Records from a data source:
┌────────

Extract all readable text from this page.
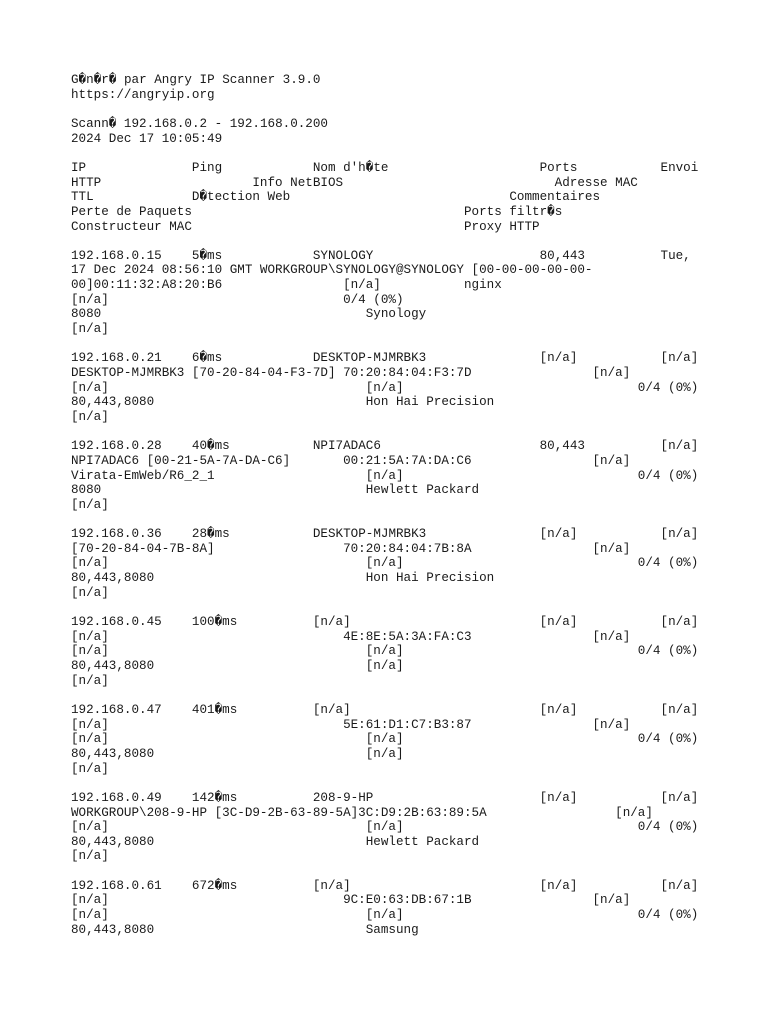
G�n�r� par Angry IP Scanner 3.9.0
https://angryip.org
Scann� 192.168.0.2 - 192.168.0.200
2024 Dec 17 10:05:49
IP              Ping            Nom d'h�te                    Ports           Envoi
HTTP                    Info NetBIOS                            Adresse MAC
TTL             D�tection Web                             Commentaires
Perte de Paquets                                    Ports filtr�s
Constructeur MAC                                    Proxy HTTP
192.168.0.15    5�ms            SYNOLOGY                      80,443          Tue,
17 Dec 2024 08:56:10 GMT WORKGROUP\SYNOLOGY@SYNOLOGY [00-00-00-00-00-
00]00:11:32:A8:20:B6                [n/a]           nginx
[n/a]                               0/4 (0%)
8080                                   Synology
[n/a]
192.168.0.21    6�ms            DESKTOP-MJMRBK3               [n/a]           [n/a]
DESKTOP-MJMRBK3 [70-20-84-04-F3-7D] 70:20:84:04:F3:7D                [n/a]
[n/a]                                  [n/a]                               0/4 (0%)
80,443,8080                            Hon Hai Precision
[n/a]
192.168.0.28    40�ms           NPI7ADAC6                     80,443          [n/a]
NPI7ADAC6 [00-21-5A-7A-DA-C6]       00:21:5A:7A:DA:C6                [n/a]
Virata-EmWeb/R6_2_1                    [n/a]                               0/4 (0%)
8080                                   Hewlett Packard
[n/a]
192.168.0.36    28�ms           DESKTOP-MJMRBK3               [n/a]           [n/a]
[70-20-84-04-7B-8A]                 70:20:84:04:7B:8A                [n/a]
[n/a]                                  [n/a]                               0/4 (0%)
80,443,8080                            Hon Hai Precision
[n/a]
192.168.0.45    100�ms          [n/a]                         [n/a]           [n/a]
[n/a]                               4E:8E:5A:3A:FA:C3                [n/a]
[n/a]                                  [n/a]                               0/4 (0%)
80,443,8080                            [n/a]
[n/a]
192.168.0.47    401�ms          [n/a]                         [n/a]           [n/a]
[n/a]                               5E:61:D1:C7:B3:87                [n/a]
[n/a]                                  [n/a]                               0/4 (0%)
80,443,8080                            [n/a]
[n/a]
192.168.0.49    142�ms          208-9-HP                      [n/a]           [n/a]
WORKGROUP\208-9-HP [3C-D9-2B-63-89-5A]3C:D9:2B:63:89:5A                 [n/a]
[n/a]                                  [n/a]                               0/4 (0%)
80,443,8080                            Hewlett Packard
[n/a]
192.168.0.61    672�ms          [n/a]                         [n/a]           [n/a]
[n/a]                               9C:E0:63:DB:67:1B                [n/a]
[n/a]                                  [n/a]                               0/4 (0%)
80,443,8080                            Samsung
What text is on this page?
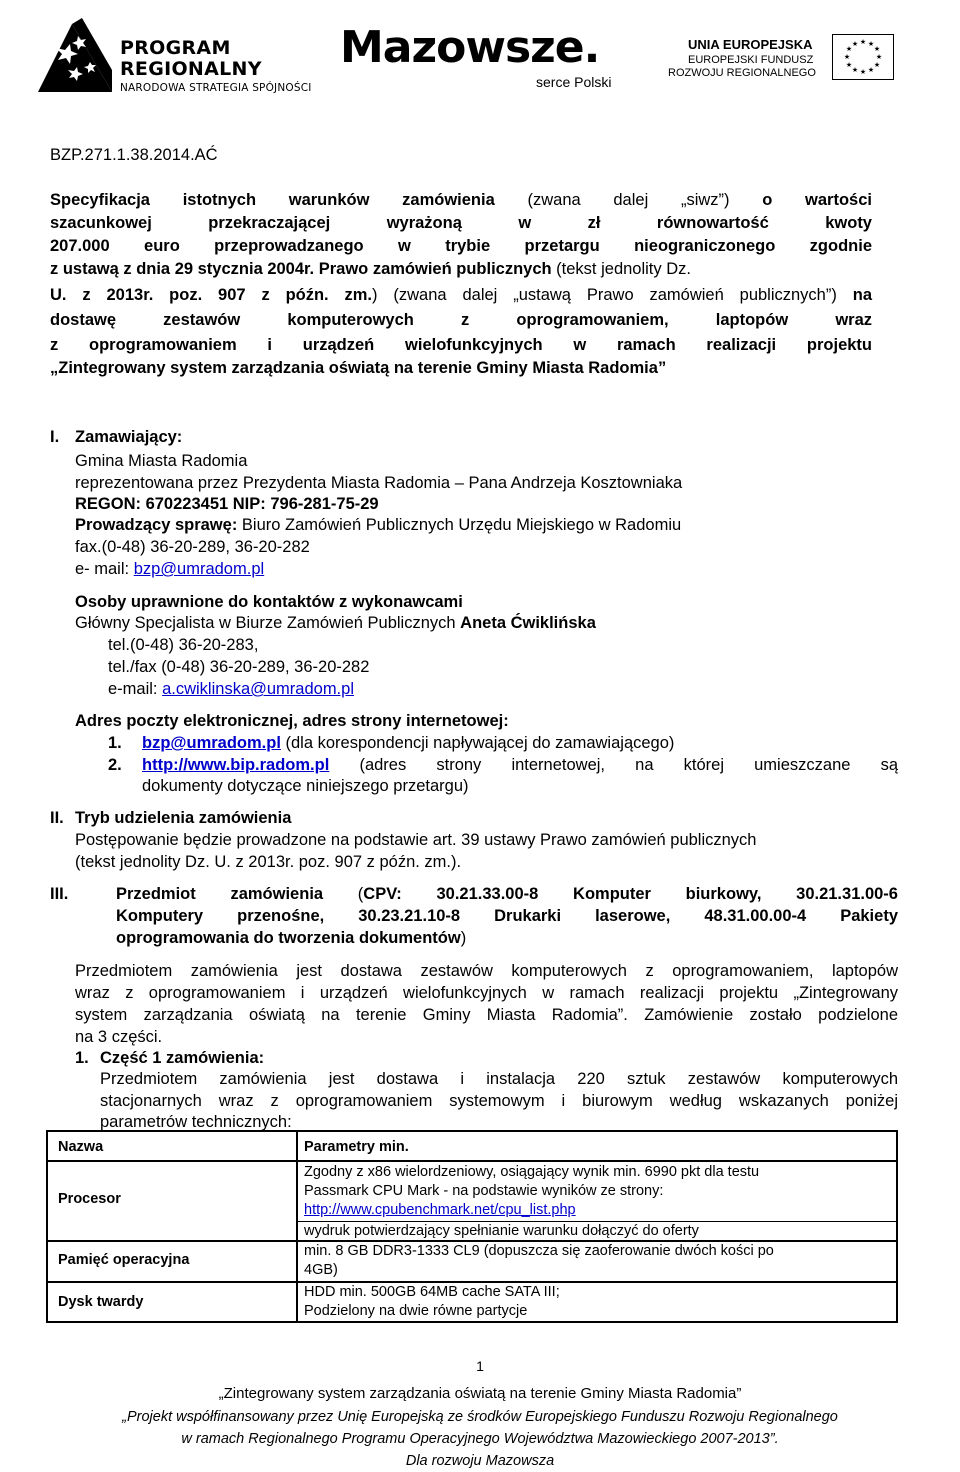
PROGRAM
REGIONALNY
NARODOWA STRATEGIA SPÓJNOŚCI
Mazowsze.
serce Polski
UNIA EUROPEJSKA
EUROPEJSKI FUNDUSZ
ROZWOJU REGIONALNEGO
★ ★
★
★
★
★
★
★
★
★
★
★
BZP.271.1.38.2014.AĆ
Specyfikacja istotnych warunków zamówienia (zwana dalej „siwz”) o wartości
szacunkowej przekraczającej wyrażoną w zł równowartość kwoty
207.000 euro przeprowadzanego w trybie przetargu nieograniczonego zgodnie
z ustawą z dnia 29 stycznia 2004r. Prawo zamówień publicznych (tekst jednolity Dz.
U. z 2013r. poz. 907 z późn. zm.) (zwana dalej „ustawą Prawo zamówień publicznych”) na
dostawę zestawów komputerowych z oprogramowaniem, laptopów wraz
z oprogramowaniem i urządzeń wielofunkcyjnych w ramach realizacji projektu
„Zintegrowany system zarządzania oświatą na terenie Gminy Miasta Radomia”
I. Zamawiający:
Gmina Miasta Radomia
reprezentowana przez Prezydenta Miasta Radomia – Pana Andrzeja Kosztowniaka
REGON: 670223451 NIP: 796-281-75-29
Prowadzący sprawę: Biuro Zamówień Publicznych Urzędu Miejskiego w Radomiu
fax.(0-48) 36-20-289, 36-20-282
e- mail: bzp@umradom.pl
Osoby uprawnione do kontaktów z wykonawcami
Główny Specjalista w Biurze Zamówień Publicznych Aneta Ćwiklińska
tel.(0-48) 36-20-283,
tel./fax (0-48) 36-20-289, 36-20-282
e-mail: a.cwiklinska@umradom.pl
Adres poczty elektronicznej, adres strony internetowej:
1. bzp@umradom.pl (dla korespondencji napływającej do zamawiającego)
2. http://www.bip.radom.pl (adres strony internetowej, na której umieszczane są
dokumenty dotyczące niniejszego przetargu)
II. Tryb udzielenia zamówienia
Postępowanie będzie prowadzone na podstawie art. 39 ustawy Prawo zamówień publicznych
(tekst jednolity Dz. U. z 2013r. poz. 907 z późn. zm.).
III.	Przedmiot zamówienia (CPV: 30.21.33.00-8 Komputer biurkowy, 30.21.31.00-6
Komputery przenośne, 30.23.21.10-8 Drukarki laserowe, 48.31.00.00-4 Pakiety
oprogramowania do tworzenia dokumentów)
Przedmiotem zamówienia jest dostawa zestawów komputerowych z oprogramowaniem, laptopów
wraz z oprogramowaniem i urządzeń wielofunkcyjnych w ramach realizacji projektu „Zintegrowany
system zarządzania oświatą na terenie Gminy Miasta Radomia”. Zamówienie zostało podzielone
na 3 części.
1. Część 1 zamówienia:
Przedmiotem zamówienia jest dostawa i instalacja 220 sztuk zestawów komputerowych
stacjonarnych wraz z oprogramowaniem systemowym i biurowym według wskazanych poniżej
parametrów technicznych:
Nazwa	Parametry min.
Procesor
Zgodny z x86 wielordzeniowy, osiągający wynik min. 6990 pkt dla testu
Passmark CPU Mark - na podstawie wyników ze strony:
http://www.cpubenchmark.net/cpu_list.php
wydruk potwierdzający spełnianie warunku dołączyć do oferty
Pamięć operacyjna
min. 8 GB DDR3-1333 CL9 (dopuszcza się zaoferowanie dwóch kości po
4GB)
Dysk twardy
HDD min. 500GB 64MB cache SATA III;
Podzielony na dwie równe partycje
1
„Zintegrowany system zarządzania oświatą na terenie Gminy Miasta Radomia”
„Projekt współfinansowany przez Unię Europejską ze środków Europejskiego Funduszu Rozwoju Regionalnego
w ramach Regionalnego Programu Operacyjnego Województwa Mazowieckiego 2007-2013”.
Dla rozwoju Mazowsza
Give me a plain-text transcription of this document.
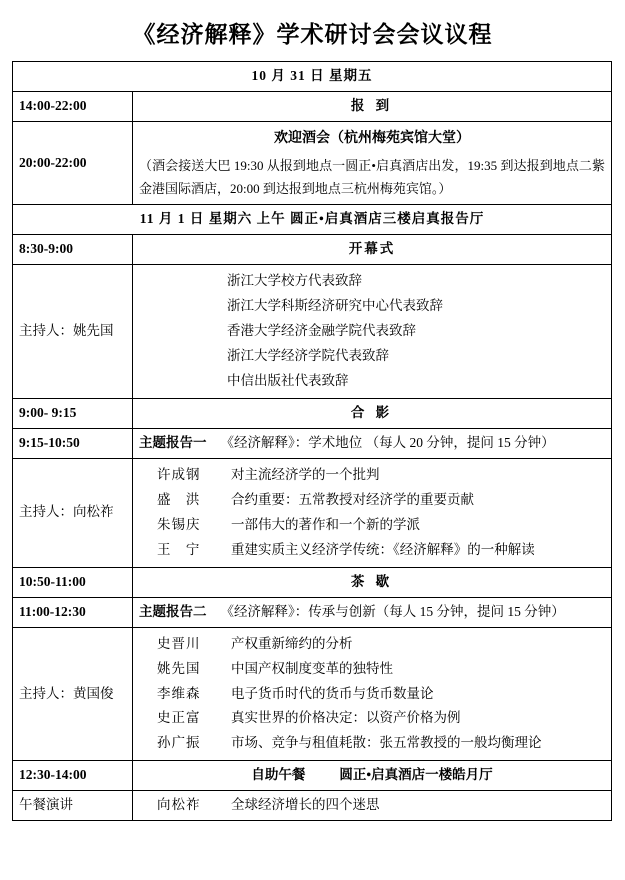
《经济解释》学术研讨会会议议程
10 月 31 日 星期五	
14:00-22:00	报 到
20:00-22:00	欢迎酒会（杭州梅苑宾馆大堂）
（酒会接送大巴 19:30 从报到地点一圆正•启真酒店出发，19:35 到达报到地点二紫金港国际酒店，20:00 到达报到地点三杭州梅苑宾馆。）

11 月 1 日 星期六 上午 圆正•启真酒店三楼启真报告厅	
8:30-9:00	开幕式
主持人：姚先国	浙江大学校方代表致辞
浙江大学科斯经济研究中心代表致辞
香港大学经济金融学院代表致辞
浙江大学经济学院代表致辞
中信出版社代表致辞

9:00- 9:15	合 影
9:15-10:50	主题报告一 《经济解释》：学术地位 （每人 20 分钟，提问 15 分钟）

主持人：向松祚	
许成钢	对主流经济学的一个批判
盛 洪	合约重要：五常教授对经济学的重要贡献
朱锡庆	一部伟大的著作和一个新的学派
王 宁	重建实质主义经济学传统：《经济解释》的一种解读

10:50-11:00	茶 歇
11:00-12:30	主题报告二 《经济解释》：传承与创新（每人 15 分钟，提问 15 分钟）

主持人：黄国俊	
史晋川	产权重新缔约的分析
姚先国	中国产权制度变革的独特性
李维森	电子货币时代的货币与货币数量论
史正富	真实世界的价格决定：以资产价格为例
孙广振	市场、竞争与租值耗散：张五常教授的一般均衡理论

12:30-14:00	自助午餐 圆正•启真酒店一楼皓月厅

午餐演讲	向松祚 全球经济增长的四个迷思
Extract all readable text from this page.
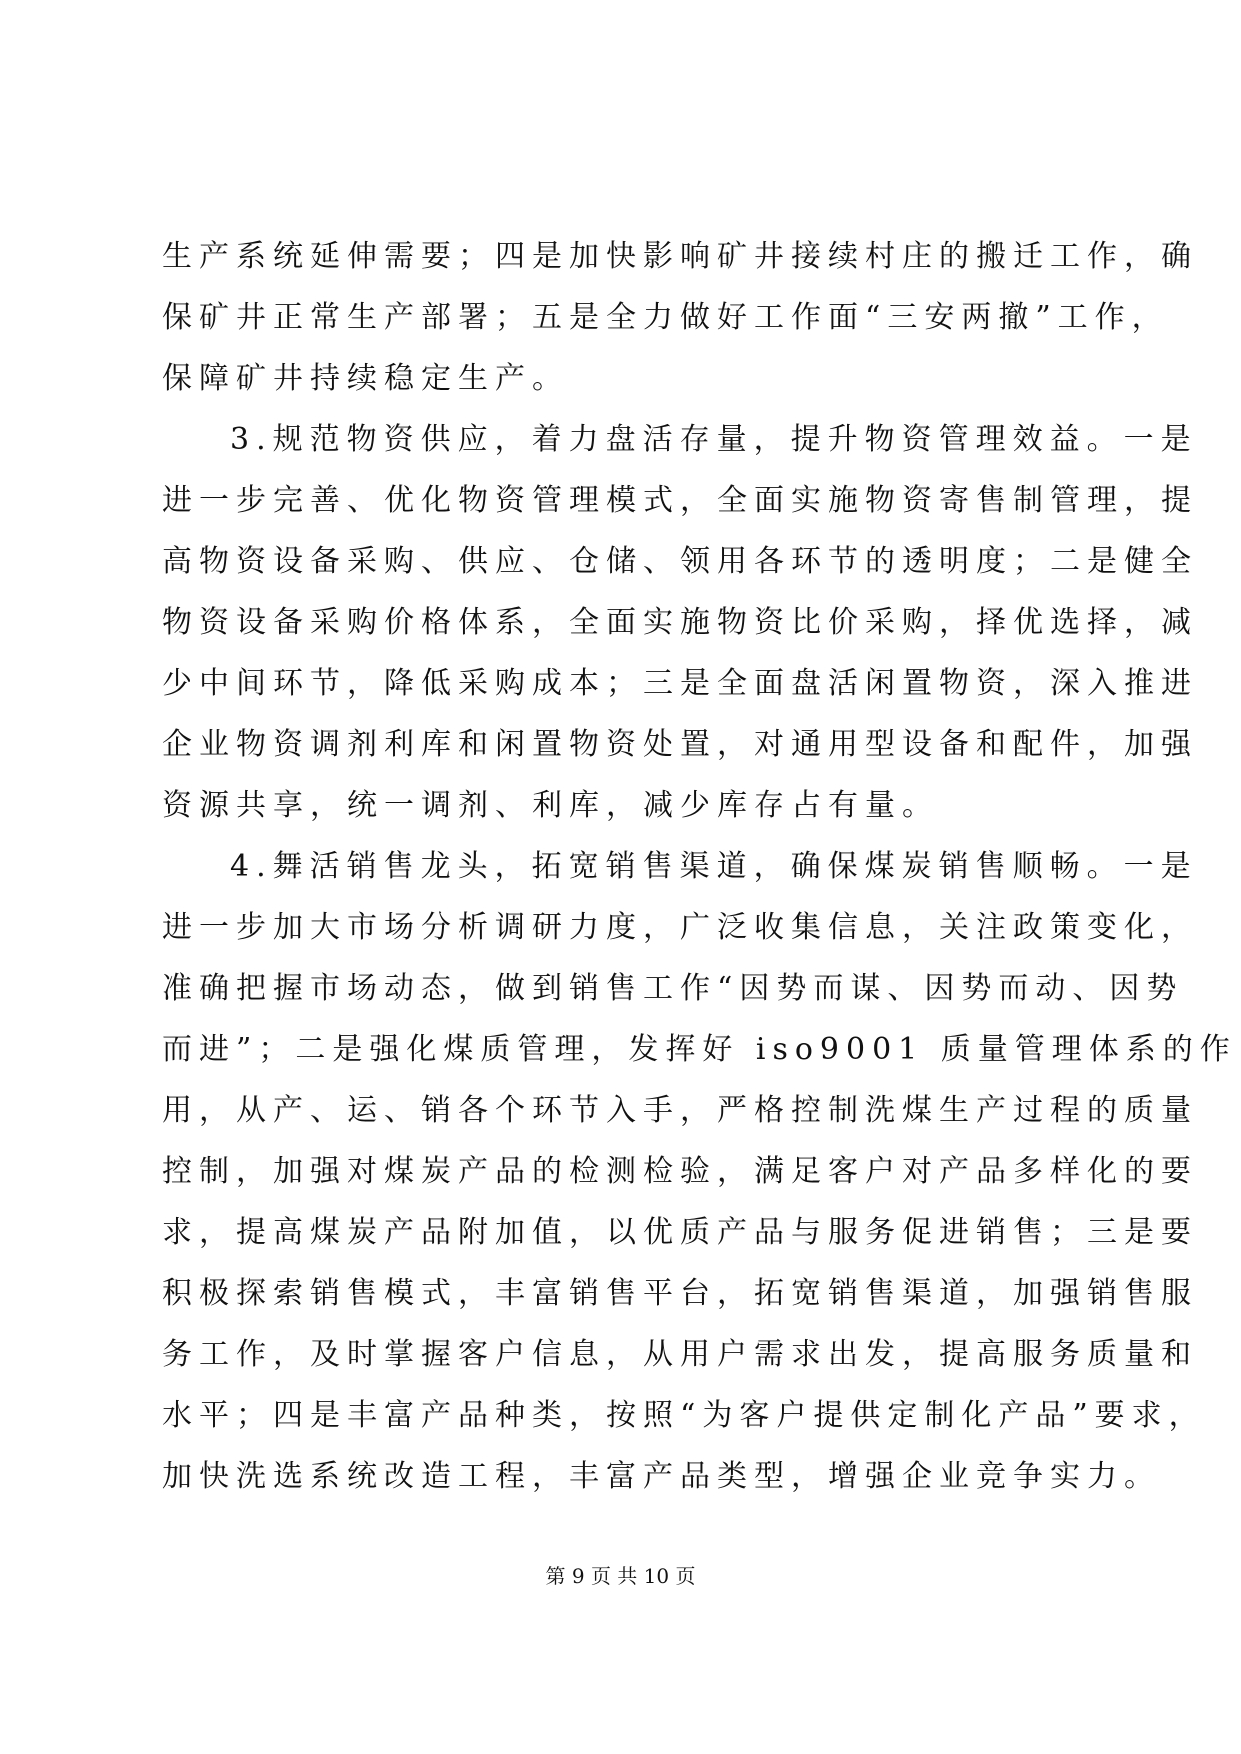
生产系统延伸需要；四是加快影响矿井接续村庄的搬迁工作，确
保矿井正常生产部署；五是全力做好工作面“三安两撤”工作，
保障矿井持续稳定生产。
3.规范物资供应，着力盘活存量，提升物资管理效益。一是
进一步完善、优化物资管理模式，全面实施物资寄售制管理，提
高物资设备采购、供应、仓储、领用各环节的透明度；二是健全
物资设备采购价格体系，全面实施物资比价采购，择优选择，减
少中间环节，降低采购成本；三是全面盘活闲置物资，深入推进
企业物资调剂利库和闲置物资处置，对通用型设备和配件，加强
资源共享，统一调剂、利库，减少库存占有量。
4.舞活销售龙头，拓宽销售渠道，确保煤炭销售顺畅。一是
进一步加大市场分析调研力度，广泛收集信息，关注政策变化，
准确把握市场动态，做到销售工作“因势而谋、因势而动、因势
而进”；二是强化煤质管理，发挥好 iso9001 质量管理体系的作
用，从产、运、销各个环节入手，严格控制洗煤生产过程的质量
控制，加强对煤炭产品的检测检验，满足客户对产品多样化的要
求，提高煤炭产品附加值，以优质产品与服务促进销售；三是要
积极探索销售模式，丰富销售平台，拓宽销售渠道，加强销售服
务工作，及时掌握客户信息，从用户需求出发，提高服务质量和
水平；四是丰富产品种类，按照“为客户提供定制化产品”要求，
加快洗选系统改造工程，丰富产品类型，增强企业竞争实力。
第 9 页 共 10 页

└────────

Where does the word "Przedmiotem" appear in the listing? List each line that holds it.

Przedmiotem zamówienia jest dostawa zestawów komputerowych z oprogramowaniem, laptopów
Przedmiotem zamówienia jest dostawa i instalacja 220 sztuk zestawów komputerowych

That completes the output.